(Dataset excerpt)
= = = = =

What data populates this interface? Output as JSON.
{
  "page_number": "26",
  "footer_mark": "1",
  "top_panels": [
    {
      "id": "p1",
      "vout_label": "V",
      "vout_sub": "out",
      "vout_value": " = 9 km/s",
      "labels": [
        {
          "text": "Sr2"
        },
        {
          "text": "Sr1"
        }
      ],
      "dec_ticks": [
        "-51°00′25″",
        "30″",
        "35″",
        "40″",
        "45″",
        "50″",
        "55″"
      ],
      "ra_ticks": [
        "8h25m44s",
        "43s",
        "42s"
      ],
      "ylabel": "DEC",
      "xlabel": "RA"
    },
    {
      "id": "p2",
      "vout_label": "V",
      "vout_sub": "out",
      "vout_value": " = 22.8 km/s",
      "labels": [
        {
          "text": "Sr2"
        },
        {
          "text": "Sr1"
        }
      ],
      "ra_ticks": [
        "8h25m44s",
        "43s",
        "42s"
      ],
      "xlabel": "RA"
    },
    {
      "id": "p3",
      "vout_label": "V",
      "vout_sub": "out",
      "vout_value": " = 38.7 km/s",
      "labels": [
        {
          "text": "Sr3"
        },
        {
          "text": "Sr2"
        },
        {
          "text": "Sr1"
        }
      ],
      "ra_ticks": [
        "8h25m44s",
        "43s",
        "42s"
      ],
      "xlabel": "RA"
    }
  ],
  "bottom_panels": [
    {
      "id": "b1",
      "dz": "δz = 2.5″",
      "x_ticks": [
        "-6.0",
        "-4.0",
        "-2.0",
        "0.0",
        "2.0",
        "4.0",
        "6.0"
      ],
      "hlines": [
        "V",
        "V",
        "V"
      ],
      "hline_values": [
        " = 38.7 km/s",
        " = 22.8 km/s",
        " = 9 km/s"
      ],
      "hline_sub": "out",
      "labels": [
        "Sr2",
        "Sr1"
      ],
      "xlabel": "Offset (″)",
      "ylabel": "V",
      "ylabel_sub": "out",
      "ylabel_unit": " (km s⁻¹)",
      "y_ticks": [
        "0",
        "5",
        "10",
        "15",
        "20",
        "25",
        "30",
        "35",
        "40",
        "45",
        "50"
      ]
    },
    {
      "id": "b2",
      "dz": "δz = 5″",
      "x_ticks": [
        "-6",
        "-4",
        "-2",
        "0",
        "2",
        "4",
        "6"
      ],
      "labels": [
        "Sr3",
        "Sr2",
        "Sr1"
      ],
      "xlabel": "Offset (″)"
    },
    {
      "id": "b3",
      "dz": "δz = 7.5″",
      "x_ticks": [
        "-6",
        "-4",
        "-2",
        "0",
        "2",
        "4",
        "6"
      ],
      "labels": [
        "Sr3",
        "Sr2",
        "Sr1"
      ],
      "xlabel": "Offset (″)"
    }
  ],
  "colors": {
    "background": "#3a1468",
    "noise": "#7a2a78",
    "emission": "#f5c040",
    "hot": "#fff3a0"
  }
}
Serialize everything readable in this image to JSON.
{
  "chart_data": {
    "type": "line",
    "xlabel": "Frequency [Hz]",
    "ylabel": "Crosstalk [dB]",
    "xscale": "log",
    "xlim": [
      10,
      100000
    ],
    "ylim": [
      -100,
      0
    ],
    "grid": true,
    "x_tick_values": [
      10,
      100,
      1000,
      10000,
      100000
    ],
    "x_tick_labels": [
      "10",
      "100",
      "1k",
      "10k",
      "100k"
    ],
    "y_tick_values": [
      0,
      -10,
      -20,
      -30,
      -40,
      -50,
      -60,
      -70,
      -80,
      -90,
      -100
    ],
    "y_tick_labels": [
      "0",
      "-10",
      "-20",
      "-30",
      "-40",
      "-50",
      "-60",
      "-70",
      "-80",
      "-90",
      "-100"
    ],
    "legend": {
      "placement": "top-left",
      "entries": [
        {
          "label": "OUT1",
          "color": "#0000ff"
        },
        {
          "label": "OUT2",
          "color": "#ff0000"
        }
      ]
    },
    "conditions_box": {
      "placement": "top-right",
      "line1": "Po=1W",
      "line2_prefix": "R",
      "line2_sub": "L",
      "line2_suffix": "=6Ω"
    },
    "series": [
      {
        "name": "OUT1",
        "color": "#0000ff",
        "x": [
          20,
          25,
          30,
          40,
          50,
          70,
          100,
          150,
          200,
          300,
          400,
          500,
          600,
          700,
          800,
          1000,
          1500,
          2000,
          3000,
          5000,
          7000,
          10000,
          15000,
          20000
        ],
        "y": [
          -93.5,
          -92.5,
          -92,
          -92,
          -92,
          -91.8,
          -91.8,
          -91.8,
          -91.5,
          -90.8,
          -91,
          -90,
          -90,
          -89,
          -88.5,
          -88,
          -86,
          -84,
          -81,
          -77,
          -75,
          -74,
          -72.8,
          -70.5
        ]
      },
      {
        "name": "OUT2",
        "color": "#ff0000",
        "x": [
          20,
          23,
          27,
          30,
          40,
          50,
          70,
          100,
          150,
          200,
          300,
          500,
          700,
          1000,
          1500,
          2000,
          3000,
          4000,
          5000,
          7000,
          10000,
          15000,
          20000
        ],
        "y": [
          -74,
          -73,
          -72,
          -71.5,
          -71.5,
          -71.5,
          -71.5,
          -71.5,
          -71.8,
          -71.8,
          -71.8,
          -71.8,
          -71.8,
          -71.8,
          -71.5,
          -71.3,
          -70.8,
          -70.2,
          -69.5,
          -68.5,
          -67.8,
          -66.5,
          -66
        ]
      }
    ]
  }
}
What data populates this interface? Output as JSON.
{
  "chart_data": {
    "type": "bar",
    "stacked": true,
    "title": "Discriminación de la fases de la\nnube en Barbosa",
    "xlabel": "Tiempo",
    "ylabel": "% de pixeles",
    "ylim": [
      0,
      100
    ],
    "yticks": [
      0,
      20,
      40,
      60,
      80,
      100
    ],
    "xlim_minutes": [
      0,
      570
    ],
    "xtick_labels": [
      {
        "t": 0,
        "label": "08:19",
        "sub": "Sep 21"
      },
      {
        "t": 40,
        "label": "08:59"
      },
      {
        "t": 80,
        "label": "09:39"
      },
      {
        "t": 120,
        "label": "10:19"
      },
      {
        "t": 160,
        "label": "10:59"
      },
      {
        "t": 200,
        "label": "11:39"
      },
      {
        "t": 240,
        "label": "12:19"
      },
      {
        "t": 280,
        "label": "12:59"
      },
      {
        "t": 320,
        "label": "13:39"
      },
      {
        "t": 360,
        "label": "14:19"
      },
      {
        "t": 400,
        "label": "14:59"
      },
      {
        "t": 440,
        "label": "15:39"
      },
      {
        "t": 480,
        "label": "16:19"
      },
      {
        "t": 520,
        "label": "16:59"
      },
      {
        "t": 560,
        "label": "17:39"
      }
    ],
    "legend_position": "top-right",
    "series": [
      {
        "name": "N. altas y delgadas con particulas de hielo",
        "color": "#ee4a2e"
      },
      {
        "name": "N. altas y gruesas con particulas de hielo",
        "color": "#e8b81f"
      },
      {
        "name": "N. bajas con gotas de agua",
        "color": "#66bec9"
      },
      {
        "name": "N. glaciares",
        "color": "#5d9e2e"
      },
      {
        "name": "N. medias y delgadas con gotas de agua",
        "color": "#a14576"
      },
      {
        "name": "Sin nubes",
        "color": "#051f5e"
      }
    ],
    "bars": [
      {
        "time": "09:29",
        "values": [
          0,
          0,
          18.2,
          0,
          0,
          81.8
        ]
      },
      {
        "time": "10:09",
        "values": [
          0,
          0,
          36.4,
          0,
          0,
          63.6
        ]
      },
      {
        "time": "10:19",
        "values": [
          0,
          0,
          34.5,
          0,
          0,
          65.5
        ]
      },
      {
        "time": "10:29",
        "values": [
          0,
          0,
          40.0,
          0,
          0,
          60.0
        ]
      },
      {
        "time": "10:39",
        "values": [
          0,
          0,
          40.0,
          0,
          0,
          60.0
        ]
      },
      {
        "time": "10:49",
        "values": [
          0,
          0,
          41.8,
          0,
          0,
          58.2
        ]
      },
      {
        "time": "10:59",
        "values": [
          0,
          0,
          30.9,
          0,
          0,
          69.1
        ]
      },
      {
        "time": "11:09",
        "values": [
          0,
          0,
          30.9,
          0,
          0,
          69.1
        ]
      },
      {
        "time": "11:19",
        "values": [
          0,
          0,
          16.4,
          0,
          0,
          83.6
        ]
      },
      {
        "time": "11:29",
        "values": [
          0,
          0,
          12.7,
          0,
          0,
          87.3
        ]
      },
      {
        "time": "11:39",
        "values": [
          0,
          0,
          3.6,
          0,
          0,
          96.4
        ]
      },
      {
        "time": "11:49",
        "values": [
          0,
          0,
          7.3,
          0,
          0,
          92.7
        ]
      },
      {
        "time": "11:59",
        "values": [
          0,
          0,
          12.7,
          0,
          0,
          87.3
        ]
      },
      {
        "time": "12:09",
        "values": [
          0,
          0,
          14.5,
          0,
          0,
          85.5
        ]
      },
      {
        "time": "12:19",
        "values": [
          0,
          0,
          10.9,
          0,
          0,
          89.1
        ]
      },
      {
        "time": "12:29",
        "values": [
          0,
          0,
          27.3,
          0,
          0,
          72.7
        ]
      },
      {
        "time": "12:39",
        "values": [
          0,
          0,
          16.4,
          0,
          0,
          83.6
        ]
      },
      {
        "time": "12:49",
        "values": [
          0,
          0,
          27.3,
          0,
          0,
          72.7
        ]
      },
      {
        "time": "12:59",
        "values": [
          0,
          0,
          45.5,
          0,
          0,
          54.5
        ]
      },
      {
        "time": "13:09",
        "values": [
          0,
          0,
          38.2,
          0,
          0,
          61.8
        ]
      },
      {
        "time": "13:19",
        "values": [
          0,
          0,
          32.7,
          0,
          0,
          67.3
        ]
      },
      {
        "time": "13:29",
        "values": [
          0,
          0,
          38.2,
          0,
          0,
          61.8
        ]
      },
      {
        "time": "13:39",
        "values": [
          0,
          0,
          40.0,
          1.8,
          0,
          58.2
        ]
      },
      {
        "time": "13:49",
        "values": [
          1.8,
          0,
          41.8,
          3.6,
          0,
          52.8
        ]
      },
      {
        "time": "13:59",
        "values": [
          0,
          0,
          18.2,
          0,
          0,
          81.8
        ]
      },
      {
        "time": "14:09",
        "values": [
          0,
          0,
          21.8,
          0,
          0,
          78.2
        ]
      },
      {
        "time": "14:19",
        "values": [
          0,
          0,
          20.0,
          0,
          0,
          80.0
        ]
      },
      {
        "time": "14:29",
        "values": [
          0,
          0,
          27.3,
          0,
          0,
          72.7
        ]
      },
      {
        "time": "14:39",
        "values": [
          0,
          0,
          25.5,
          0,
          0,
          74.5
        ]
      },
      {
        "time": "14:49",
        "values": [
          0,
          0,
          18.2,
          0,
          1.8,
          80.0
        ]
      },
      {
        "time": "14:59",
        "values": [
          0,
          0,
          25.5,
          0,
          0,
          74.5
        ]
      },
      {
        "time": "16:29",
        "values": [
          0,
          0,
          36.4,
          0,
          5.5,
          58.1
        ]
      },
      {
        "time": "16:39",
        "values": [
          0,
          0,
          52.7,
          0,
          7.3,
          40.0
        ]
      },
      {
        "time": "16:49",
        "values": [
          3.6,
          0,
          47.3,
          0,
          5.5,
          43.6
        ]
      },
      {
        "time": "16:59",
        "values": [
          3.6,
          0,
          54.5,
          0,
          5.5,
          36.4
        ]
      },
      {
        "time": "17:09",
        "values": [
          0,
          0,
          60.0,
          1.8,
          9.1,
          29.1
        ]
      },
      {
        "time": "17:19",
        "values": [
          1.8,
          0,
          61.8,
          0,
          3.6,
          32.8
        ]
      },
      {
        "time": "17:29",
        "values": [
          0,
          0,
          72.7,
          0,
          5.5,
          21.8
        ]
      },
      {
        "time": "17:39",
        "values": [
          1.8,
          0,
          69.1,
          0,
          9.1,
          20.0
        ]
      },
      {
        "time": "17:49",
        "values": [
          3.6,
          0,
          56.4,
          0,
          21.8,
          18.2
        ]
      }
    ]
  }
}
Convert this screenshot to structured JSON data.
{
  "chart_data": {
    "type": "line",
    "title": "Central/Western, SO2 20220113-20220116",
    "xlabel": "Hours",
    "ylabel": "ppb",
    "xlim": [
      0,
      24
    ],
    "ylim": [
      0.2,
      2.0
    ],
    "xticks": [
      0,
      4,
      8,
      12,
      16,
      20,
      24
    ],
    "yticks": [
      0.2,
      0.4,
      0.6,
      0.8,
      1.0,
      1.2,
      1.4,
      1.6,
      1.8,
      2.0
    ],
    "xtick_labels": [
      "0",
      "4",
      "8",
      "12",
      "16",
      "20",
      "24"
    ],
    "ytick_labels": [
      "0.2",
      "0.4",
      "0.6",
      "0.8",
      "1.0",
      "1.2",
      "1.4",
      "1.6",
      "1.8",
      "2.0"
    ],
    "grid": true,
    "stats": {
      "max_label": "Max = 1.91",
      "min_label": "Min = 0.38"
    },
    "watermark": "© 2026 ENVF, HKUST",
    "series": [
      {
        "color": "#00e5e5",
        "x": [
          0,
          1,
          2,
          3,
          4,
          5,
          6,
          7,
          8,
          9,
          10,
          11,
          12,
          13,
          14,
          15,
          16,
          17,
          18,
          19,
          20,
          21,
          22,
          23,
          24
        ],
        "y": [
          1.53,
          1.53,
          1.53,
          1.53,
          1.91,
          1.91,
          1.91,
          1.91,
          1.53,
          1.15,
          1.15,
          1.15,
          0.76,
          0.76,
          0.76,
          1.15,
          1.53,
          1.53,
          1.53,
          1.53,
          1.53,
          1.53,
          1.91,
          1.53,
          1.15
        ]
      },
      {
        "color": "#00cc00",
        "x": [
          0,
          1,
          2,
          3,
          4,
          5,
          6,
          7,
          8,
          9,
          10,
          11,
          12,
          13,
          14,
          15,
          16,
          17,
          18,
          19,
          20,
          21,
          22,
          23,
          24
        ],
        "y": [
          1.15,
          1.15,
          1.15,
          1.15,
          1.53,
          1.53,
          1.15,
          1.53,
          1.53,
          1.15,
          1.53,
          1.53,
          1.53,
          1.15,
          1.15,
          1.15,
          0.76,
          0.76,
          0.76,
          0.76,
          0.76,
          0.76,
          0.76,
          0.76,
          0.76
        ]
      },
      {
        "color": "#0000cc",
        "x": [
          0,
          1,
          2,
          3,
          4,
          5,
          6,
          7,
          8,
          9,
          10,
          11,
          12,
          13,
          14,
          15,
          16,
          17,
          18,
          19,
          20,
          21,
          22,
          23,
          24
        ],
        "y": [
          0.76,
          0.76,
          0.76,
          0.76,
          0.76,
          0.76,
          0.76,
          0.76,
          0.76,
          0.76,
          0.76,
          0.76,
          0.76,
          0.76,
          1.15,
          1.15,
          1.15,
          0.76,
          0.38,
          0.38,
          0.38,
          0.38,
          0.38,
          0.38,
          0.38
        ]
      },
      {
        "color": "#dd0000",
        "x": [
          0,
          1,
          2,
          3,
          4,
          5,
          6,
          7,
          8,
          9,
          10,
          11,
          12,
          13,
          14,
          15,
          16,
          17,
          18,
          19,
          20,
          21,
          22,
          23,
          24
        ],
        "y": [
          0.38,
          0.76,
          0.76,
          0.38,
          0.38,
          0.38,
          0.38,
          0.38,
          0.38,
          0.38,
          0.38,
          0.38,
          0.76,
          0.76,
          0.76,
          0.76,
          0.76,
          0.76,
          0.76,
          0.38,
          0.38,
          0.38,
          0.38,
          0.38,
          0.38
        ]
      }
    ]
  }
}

= = = = =

[EXERCISE] Copy every line of the material in which the word "JSON" occurs.

[WRITTEN RESPONSE]
What data populates this interface? Output as JSON.
Serialize everything readable in this image to JSON.
What data populates this interface? Output as JSON.
Convert this screenshot to structured JSON data.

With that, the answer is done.